WORK TO COMPLETE ::
Quote every line as written. Omit pictures.
---------- GIVEN RECORDS ----------
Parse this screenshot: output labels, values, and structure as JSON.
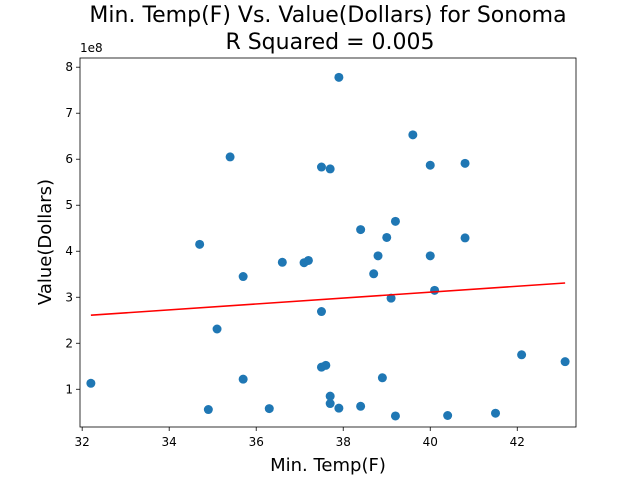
{
  "chart_data": {
    "type": "scatter",
    "title": "Min. Temp(F) Vs. Value(Dollars) for Sonoma",
    "subtitle": "R Squared =  0.005",
    "xlabel": "Min. Temp(F)",
    "ylabel": "Value(Dollars)",
    "y_scale_label": "1e8",
    "xlim": [
      31.95,
      43.35
    ],
    "ylim": [
      0.18,
      8.2
    ],
    "x_ticks": [
      32,
      34,
      36,
      38,
      40,
      42
    ],
    "y_ticks": [
      1,
      2,
      3,
      4,
      5,
      6,
      7,
      8
    ],
    "y_unit_multiplier": 100000000,
    "grid": false,
    "point_color": "#1f77b4",
    "line_color": "#ff0000",
    "points": [
      {
        "x": 32.2,
        "y": 1.13
      },
      {
        "x": 34.7,
        "y": 4.15
      },
      {
        "x": 34.9,
        "y": 0.56
      },
      {
        "x": 35.1,
        "y": 2.31
      },
      {
        "x": 35.4,
        "y": 6.05
      },
      {
        "x": 35.7,
        "y": 3.45
      },
      {
        "x": 35.7,
        "y": 1.22
      },
      {
        "x": 36.3,
        "y": 0.58
      },
      {
        "x": 36.6,
        "y": 3.76
      },
      {
        "x": 37.1,
        "y": 3.75
      },
      {
        "x": 37.2,
        "y": 3.8
      },
      {
        "x": 37.5,
        "y": 5.83
      },
      {
        "x": 37.5,
        "y": 2.69
      },
      {
        "x": 37.5,
        "y": 1.48
      },
      {
        "x": 37.6,
        "y": 1.52
      },
      {
        "x": 37.7,
        "y": 5.79
      },
      {
        "x": 37.7,
        "y": 0.85
      },
      {
        "x": 37.7,
        "y": 0.69
      },
      {
        "x": 37.9,
        "y": 7.78
      },
      {
        "x": 37.9,
        "y": 0.59
      },
      {
        "x": 38.4,
        "y": 4.47
      },
      {
        "x": 38.4,
        "y": 0.63
      },
      {
        "x": 38.7,
        "y": 3.51
      },
      {
        "x": 38.8,
        "y": 3.9
      },
      {
        "x": 38.9,
        "y": 1.25
      },
      {
        "x": 39.0,
        "y": 4.3
      },
      {
        "x": 39.1,
        "y": 2.98
      },
      {
        "x": 39.2,
        "y": 4.65
      },
      {
        "x": 39.2,
        "y": 0.42
      },
      {
        "x": 39.6,
        "y": 6.53
      },
      {
        "x": 40.0,
        "y": 5.87
      },
      {
        "x": 40.0,
        "y": 3.9
      },
      {
        "x": 40.1,
        "y": 3.15
      },
      {
        "x": 40.4,
        "y": 0.43
      },
      {
        "x": 40.8,
        "y": 5.91
      },
      {
        "x": 40.8,
        "y": 4.29
      },
      {
        "x": 41.5,
        "y": 0.48
      },
      {
        "x": 42.1,
        "y": 1.75
      },
      {
        "x": 43.1,
        "y": 1.6
      }
    ],
    "regression_line": {
      "x": [
        32.2,
        43.1
      ],
      "y": [
        2.61,
        3.31
      ]
    }
  }
}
----------
WRITTEN ANSWER ::
Parse this screenshot: output labels, values, and structure as JSON.
{
  "chart_data": {
    "type": "scatter",
    "title": "Min. Temp(F) Vs. Value(Dollars) for Sonoma",
    "subtitle": "R Squared =  0.005",
    "xlabel": "Min. Temp(F)",
    "ylabel": "Value(Dollars)",
    "y_scale_label": "1e8",
    "xlim": [
      31.95,
      43.35
    ],
    "ylim": [
      0.18,
      8.2
    ],
    "x_ticks": [
      32,
      34,
      36,
      38,
      40,
      42
    ],
    "y_ticks": [
      1,
      2,
      3,
      4,
      5,
      6,
      7,
      8
    ],
    "y_unit_multiplier": 100000000,
    "grid": false,
    "point_color": "#1f77b4",
    "line_color": "#ff0000",
    "points": [
      {
        "x": 32.2,
        "y": 1.13
      },
      {
        "x": 34.7,
        "y": 4.15
      },
      {
        "x": 34.9,
        "y": 0.56
      },
      {
        "x": 35.1,
        "y": 2.31
      },
      {
        "x": 35.4,
        "y": 6.05
      },
      {
        "x": 35.7,
        "y": 3.45
      },
      {
        "x": 35.7,
        "y": 1.22
      },
      {
        "x": 36.3,
        "y": 0.58
      },
      {
        "x": 36.6,
        "y": 3.76
      },
      {
        "x": 37.1,
        "y": 3.75
      },
      {
        "x": 37.2,
        "y": 3.8
      },
      {
        "x": 37.5,
        "y": 5.83
      },
      {
        "x": 37.5,
        "y": 2.69
      },
      {
        "x": 37.5,
        "y": 1.48
      },
      {
        "x": 37.6,
        "y": 1.52
      },
      {
        "x": 37.7,
        "y": 5.79
      },
      {
        "x": 37.7,
        "y": 0.85
      },
      {
        "x": 37.7,
        "y": 0.69
      },
      {
        "x": 37.9,
        "y": 7.78
      },
      {
        "x": 37.9,
        "y": 0.59
      },
      {
        "x": 38.4,
        "y": 4.47
      },
      {
        "x": 38.4,
        "y": 0.63
      },
      {
        "x": 38.7,
        "y": 3.51
      },
      {
        "x": 38.8,
        "y": 3.9
      },
      {
        "x": 38.9,
        "y": 1.25
      },
      {
        "x": 39.0,
        "y": 4.3
      },
      {
        "x": 39.1,
        "y": 2.98
      },
      {
        "x": 39.2,
        "y": 4.65
      },
      {
        "x": 39.2,
        "y": 0.42
      },
      {
        "x": 39.6,
        "y": 6.53
      },
      {
        "x": 40.0,
        "y": 5.87
      },
      {
        "x": 40.0,
        "y": 3.9
      },
      {
        "x": 40.1,
        "y": 3.15
      },
      {
        "x": 40.4,
        "y": 0.43
      },
      {
        "x": 40.8,
        "y": 5.91
      },
      {
        "x": 40.8,
        "y": 4.29
      },
      {
        "x": 41.5,
        "y": 0.48
      },
      {
        "x": 42.1,
        "y": 1.75
      },
      {
        "x": 43.1,
        "y": 1.6
      }
    ],
    "regression_line": {
      "x": [
        32.2,
        43.1
      ],
      "y": [
        2.61,
        3.31
      ]
    }
  }
}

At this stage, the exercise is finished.